DIRECTIONS FOR THIS TASK:
Restate the listing that follows word for word, without its pictures.

[Extracted records]
________________
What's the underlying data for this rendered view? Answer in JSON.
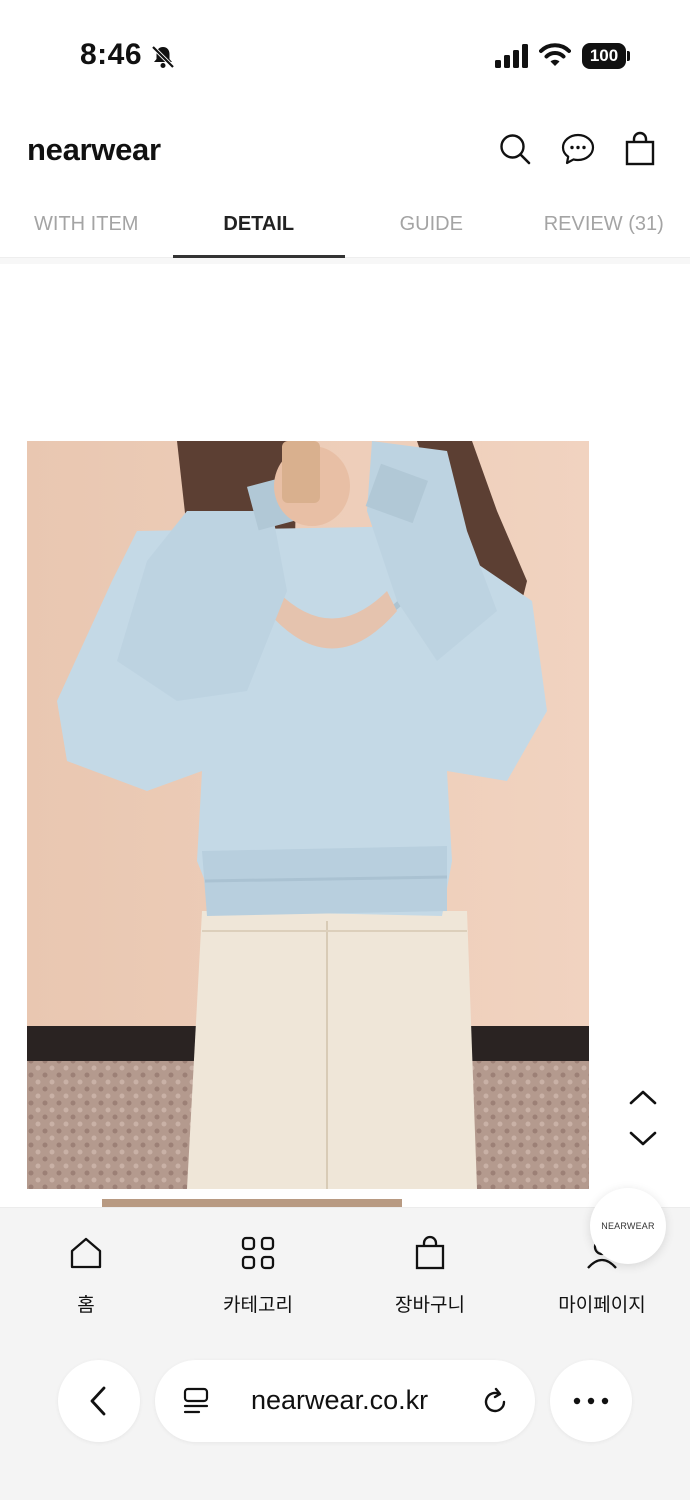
{
  "status": {
    "time": "8:46",
    "battery": "100"
  },
  "header": {
    "brand": "nearwear"
  },
  "tabs": [
    {
      "label": "WITH ITEM",
      "active": false
    },
    {
      "label": "DETAIL",
      "active": true
    },
    {
      "label": "GUIDE",
      "active": false
    },
    {
      "label": "REVIEW (31)",
      "active": false
    }
  ],
  "bottom_nav": [
    {
      "label": "홈",
      "icon": "home-icon"
    },
    {
      "label": "카테고리",
      "icon": "grid-icon"
    },
    {
      "label": "장바구니",
      "icon": "bag-icon"
    },
    {
      "label": "마이페이지",
      "icon": "person-icon"
    }
  ],
  "float_badge": "NEARWEAR",
  "browser": {
    "url": "nearwear.co.kr"
  },
  "colors": {
    "active_tab": "#222222",
    "inactive_tab": "#a4a4a4",
    "nav_bg": "#f4f4f4"
  }
}
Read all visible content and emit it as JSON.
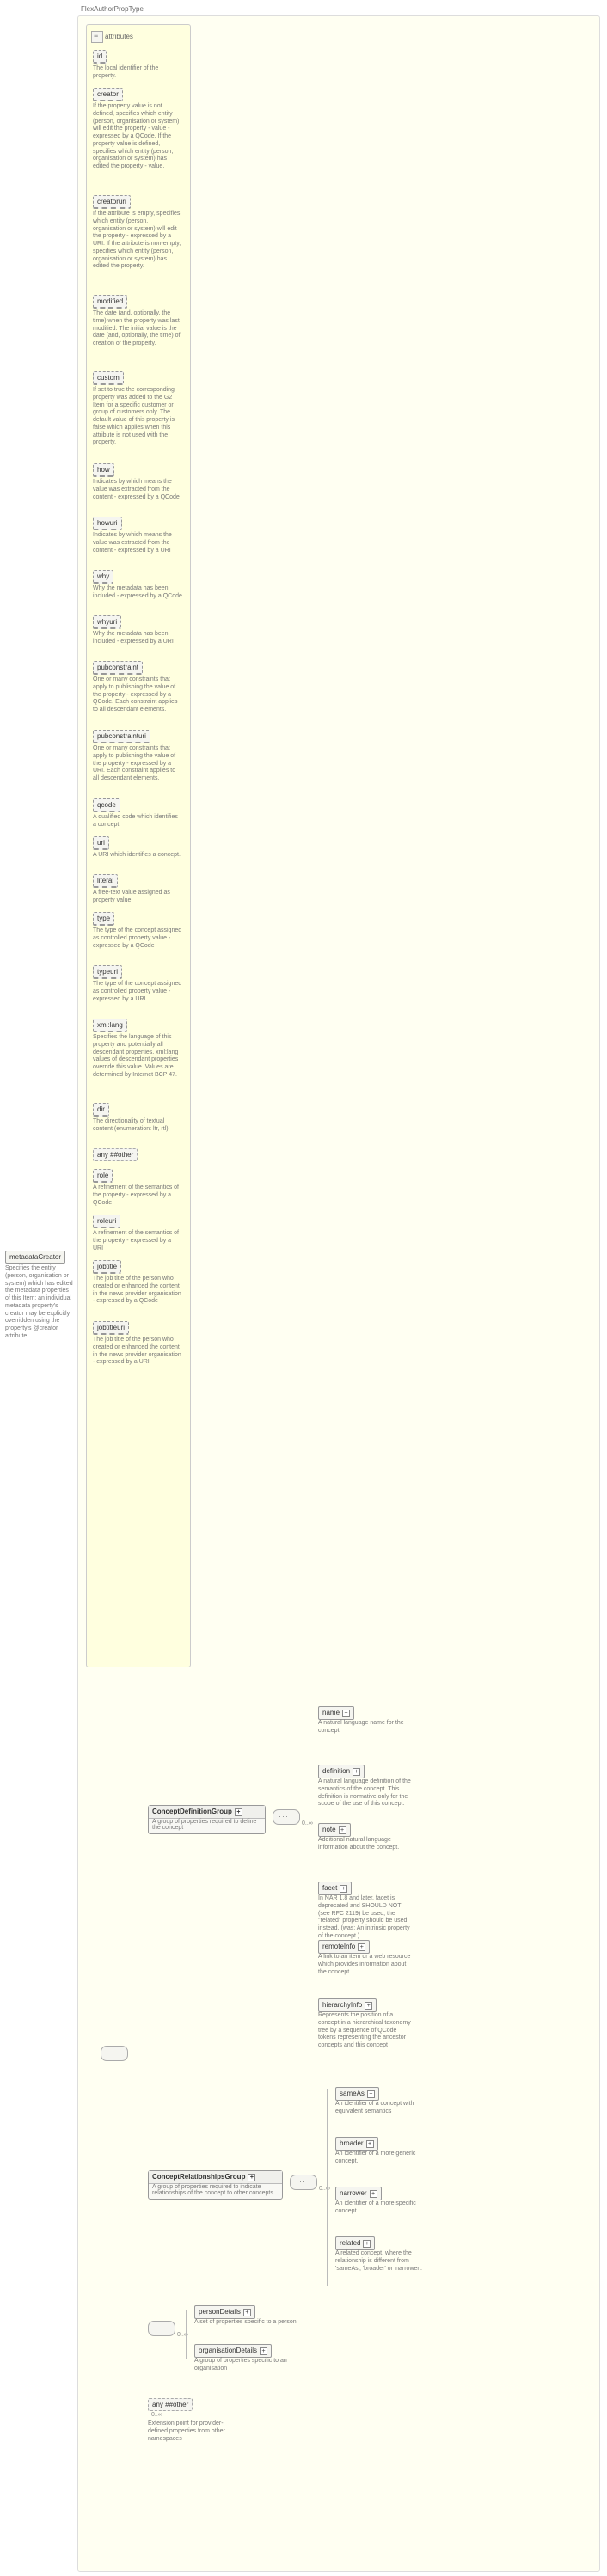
{
  "header": "FlexAuthorPropType",
  "root": {
    "label": "metadataCreator",
    "desc": "Specifies the entity (person, organisation or system) which has edited the metadata properties of this Item; an individual metadata property's creator may be explicitly overridden using the property's @creator attribute."
  },
  "attrs_label": "attributes",
  "attrs": [
    {
      "name": "id",
      "desc": "The local identifier of the property."
    },
    {
      "name": "creator",
      "desc": "If the property value is not defined, specifies which entity (person, organisation or system) will edit the property - value - expressed by a QCode. If the property value is defined, specifies which entity (person, organisation or system) has edited the property - value."
    },
    {
      "name": "creatoruri",
      "desc": "If the attribute is empty, specifies which entity (person, organisation or system) will edit the property - expressed by a URI. If the attribute is non-empty, specifies which entity (person, organisation or system) has edited the property."
    },
    {
      "name": "modified",
      "desc": "The date (and, optionally, the time) when the property was last modified. The initial value is the date (and, optionally, the time) of creation of the property."
    },
    {
      "name": "custom",
      "desc": "If set to true the corresponding property was added to the G2 Item for a specific customer or group of customers only. The default value of this property is false which applies when this attribute is not used with the property."
    },
    {
      "name": "how",
      "desc": "Indicates by which means the value was extracted from the content - expressed by a QCode"
    },
    {
      "name": "howuri",
      "desc": "Indicates by which means the value was extracted from the content - expressed by a URI"
    },
    {
      "name": "why",
      "desc": "Why the metadata has been included - expressed by a QCode"
    },
    {
      "name": "whyuri",
      "desc": "Why the metadata has been included - expressed by a URI"
    },
    {
      "name": "pubconstraint",
      "desc": "One or many constraints that apply to publishing the value of the property - expressed by a QCode. Each constraint applies to all descendant elements."
    },
    {
      "name": "pubconstrainturi",
      "desc": "One or many constraints that apply to publishing the value of the property - expressed by a URI. Each constraint applies to all descendant elements."
    },
    {
      "name": "qcode",
      "desc": "A qualified code which identifies a concept."
    },
    {
      "name": "uri",
      "desc": "A URI which identifies a concept."
    },
    {
      "name": "literal",
      "desc": "A free-text value assigned as property value."
    },
    {
      "name": "type",
      "desc": "The type of the concept assigned as controlled property value - expressed by a QCode"
    },
    {
      "name": "typeuri",
      "desc": "The type of the concept assigned as controlled property value - expressed by a URI"
    },
    {
      "name": "xml:lang",
      "desc": "Specifies the language of this property and potentially all descendant properties. xml:lang values of descendant properties override this value. Values are determined by Internet BCP 47."
    },
    {
      "name": "dir",
      "desc": "The directionality of textual content (enumeration: ltr, rtl)"
    },
    {
      "name": "any",
      "label": "any ##other",
      "desc": ""
    },
    {
      "name": "role",
      "desc": "A refinement of the semantics of the property - expressed by a QCode"
    },
    {
      "name": "roleuri",
      "desc": "A refinement of the semantics of the property - expressed by a URI"
    },
    {
      "name": "jobtitle",
      "desc": "The job title of the person who created or enhanced the content in the news provider organisation - expressed by a QCode"
    },
    {
      "name": "jobtitleuri",
      "desc": "The job title of the person who created or enhanced the content in the news provider organisation - expressed by a URI"
    }
  ],
  "groups": {
    "cdg": {
      "label": "ConceptDefinitionGroup",
      "desc": "A group of properties required to define the concept"
    },
    "crg": {
      "label": "ConceptRelationshipsGroup",
      "desc": "A group of properties required to indicate relationships of the concept to other concepts"
    }
  },
  "cdg_children": [
    {
      "name": "name",
      "desc": "A natural language name for the concept."
    },
    {
      "name": "definition",
      "desc": "A natural language definition of the semantics of the concept. This definition is normative only for the scope of the use of this concept."
    },
    {
      "name": "note",
      "desc": "Additional natural language information about the concept."
    },
    {
      "name": "facet",
      "desc": "In NAR 1.8 and later, facet is deprecated and SHOULD NOT (see RFC 2119) be used, the \"related\" property should be used instead. (was: An intrinsic property of the concept.)"
    },
    {
      "name": "remoteInfo",
      "desc": "A link to an item or a web resource which provides information about the concept"
    },
    {
      "name": "hierarchyInfo",
      "desc": "Represents the position of a concept in a hierarchical taxonomy tree by a sequence of QCode tokens representing the ancestor concepts and this concept"
    }
  ],
  "crg_children": [
    {
      "name": "sameAs",
      "desc": "An identifier of a concept with equivalent semantics"
    },
    {
      "name": "broader",
      "desc": "An identifier of a more generic concept."
    },
    {
      "name": "narrower",
      "desc": "An identifier of a more specific concept."
    },
    {
      "name": "related",
      "desc": "A related concept, where the relationship is different from 'sameAs', 'broader' or 'narrower'."
    }
  ],
  "choice": [
    {
      "name": "personDetails",
      "desc": "A set of properties specific to a person"
    },
    {
      "name": "organisationDetails",
      "desc": "A group of properties specific to an organisation"
    }
  ],
  "ext": {
    "label": "any ##other",
    "desc": "Extension point for provider-defined properties from other namespaces"
  },
  "count": "0..∞"
}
________________
OUTPUT:
What's the underlying data for this rendered view? Answer in JSON.
{
  "status": {
    "time": "8:46",
    "battery": "100"
  },
  "header": {
    "brand": "nearwear"
  },
  "tabs": [
    {
      "label": "WITH ITEM",
      "active": false
    },
    {
      "label": "DETAIL",
      "active": true
    },
    {
      "label": "GUIDE",
      "active": false
    },
    {
      "label": "REVIEW (31)",
      "active": false
    }
  ],
  "bottom_nav": [
    {
      "label": "홈",
      "icon": "home-icon"
    },
    {
      "label": "카테고리",
      "icon": "grid-icon"
    },
    {
      "label": "장바구니",
      "icon": "bag-icon"
    },
    {
      "label": "마이페이지",
      "icon": "person-icon"
    }
  ],
  "float_badge": "NEARWEAR",
  "browser": {
    "url": "nearwear.co.kr"
  },
  "colors": {
    "active_tab": "#222222",
    "inactive_tab": "#a4a4a4",
    "nav_bg": "#f4f4f4"
  }
}
Read all visible content and emit it as JSON.
{
  "header": "FlexAuthorPropType",
  "root": {
    "label": "metadataCreator",
    "desc": "Specifies the entity (person, organisation or system) which has edited the metadata properties of this Item; an individual metadata property's creator may be explicitly overridden using the property's @creator attribute."
  },
  "attrs_label": "attributes",
  "attrs": [
    {
      "name": "id",
      "desc": "The local identifier of the property."
    },
    {
      "name": "creator",
      "desc": "If the property value is not defined, specifies which entity (person, organisation or system) will edit the property - value - expressed by a QCode. If the property value is defined, specifies which entity (person, organisation or system) has edited the property - value."
    },
    {
      "name": "creatoruri",
      "desc": "If the attribute is empty, specifies which entity (person, organisation or system) will edit the property - expressed by a URI. If the attribute is non-empty, specifies which entity (person, organisation or system) has edited the property."
    },
    {
      "name": "modified",
      "desc": "The date (and, optionally, the time) when the property was last modified. The initial value is the date (and, optionally, the time) of creation of the property."
    },
    {
      "name": "custom",
      "desc": "If set to true the corresponding property was added to the G2 Item for a specific customer or group of customers only. The default value of this property is false which applies when this attribute is not used with the property."
    },
    {
      "name": "how",
      "desc": "Indicates by which means the value was extracted from the content - expressed by a QCode"
    },
    {
      "name": "howuri",
      "desc": "Indicates by which means the value was extracted from the content - expressed by a URI"
    },
    {
      "name": "why",
      "desc": "Why the metadata has been included - expressed by a QCode"
    },
    {
      "name": "whyuri",
      "desc": "Why the metadata has been included - expressed by a URI"
    },
    {
      "name": "pubconstraint",
      "desc": "One or many constraints that apply to publishing the value of the property - expressed by a QCode. Each constraint applies to all descendant elements."
    },
    {
      "name": "pubconstrainturi",
      "desc": "One or many constraints that apply to publishing the value of the property - expressed by a URI. Each constraint applies to all descendant elements."
    },
    {
      "name": "qcode",
      "desc": "A qualified code which identifies a concept."
    },
    {
      "name": "uri",
      "desc": "A URI which identifies a concept."
    },
    {
      "name": "literal",
      "desc": "A free-text value assigned as property value."
    },
    {
      "name": "type",
      "desc": "The type of the concept assigned as controlled property value - expressed by a QCode"
    },
    {
      "name": "typeuri",
      "desc": "The type of the concept assigned as controlled property value - expressed by a URI"
    },
    {
      "name": "xml:lang",
      "desc": "Specifies the language of this property and potentially all descendant properties. xml:lang values of descendant properties override this value. Values are determined by Internet BCP 47."
    },
    {
      "name": "dir",
      "desc": "The directionality of textual content (enumeration: ltr, rtl)"
    },
    {
      "name": "any",
      "label": "any ##other",
      "desc": ""
    },
    {
      "name": "role",
      "desc": "A refinement of the semantics of the property - expressed by a QCode"
    },
    {
      "name": "roleuri",
      "desc": "A refinement of the semantics of the property - expressed by a URI"
    },
    {
      "name": "jobtitle",
      "desc": "The job title of the person who created or enhanced the content in the news provider organisation - expressed by a QCode"
    },
    {
      "name": "jobtitleuri",
      "desc": "The job title of the person who created or enhanced the content in the news provider organisation - expressed by a URI"
    }
  ],
  "groups": {
    "cdg": {
      "label": "ConceptDefinitionGroup",
      "desc": "A group of properties required to define the concept"
    },
    "crg": {
      "label": "ConceptRelationshipsGroup",
      "desc": "A group of properties required to indicate relationships of the concept to other concepts"
    }
  },
  "cdg_children": [
    {
      "name": "name",
      "desc": "A natural language name for the concept."
    },
    {
      "name": "definition",
      "desc": "A natural language definition of the semantics of the concept. This definition is normative only for the scope of the use of this concept."
    },
    {
      "name": "note",
      "desc": "Additional natural language information about the concept."
    },
    {
      "name": "facet",
      "desc": "In NAR 1.8 and later, facet is deprecated and SHOULD NOT (see RFC 2119) be used, the \"related\" property should be used instead. (was: An intrinsic property of the concept.)"
    },
    {
      "name": "remoteInfo",
      "desc": "A link to an item or a web resource which provides information about the concept"
    },
    {
      "name": "hierarchyInfo",
      "desc": "Represents the position of a concept in a hierarchical taxonomy tree by a sequence of QCode tokens representing the ancestor concepts and this concept"
    }
  ],
  "crg_children": [
    {
      "name": "sameAs",
      "desc": "An identifier of a concept with equivalent semantics"
    },
    {
      "name": "broader",
      "desc": "An identifier of a more generic concept."
    },
    {
      "name": "narrower",
      "desc": "An identifier of a more specific concept."
    },
    {
      "name": "related",
      "desc": "A related concept, where the relationship is different from 'sameAs', 'broader' or 'narrower'."
    }
  ],
  "choice": [
    {
      "name": "personDetails",
      "desc": "A set of properties specific to a person"
    },
    {
      "name": "organisationDetails",
      "desc": "A group of properties specific to an organisation"
    }
  ],
  "ext": {
    "label": "any ##other",
    "desc": "Extension point for provider-defined properties from other namespaces"
  },
  "count": "0..∞"
}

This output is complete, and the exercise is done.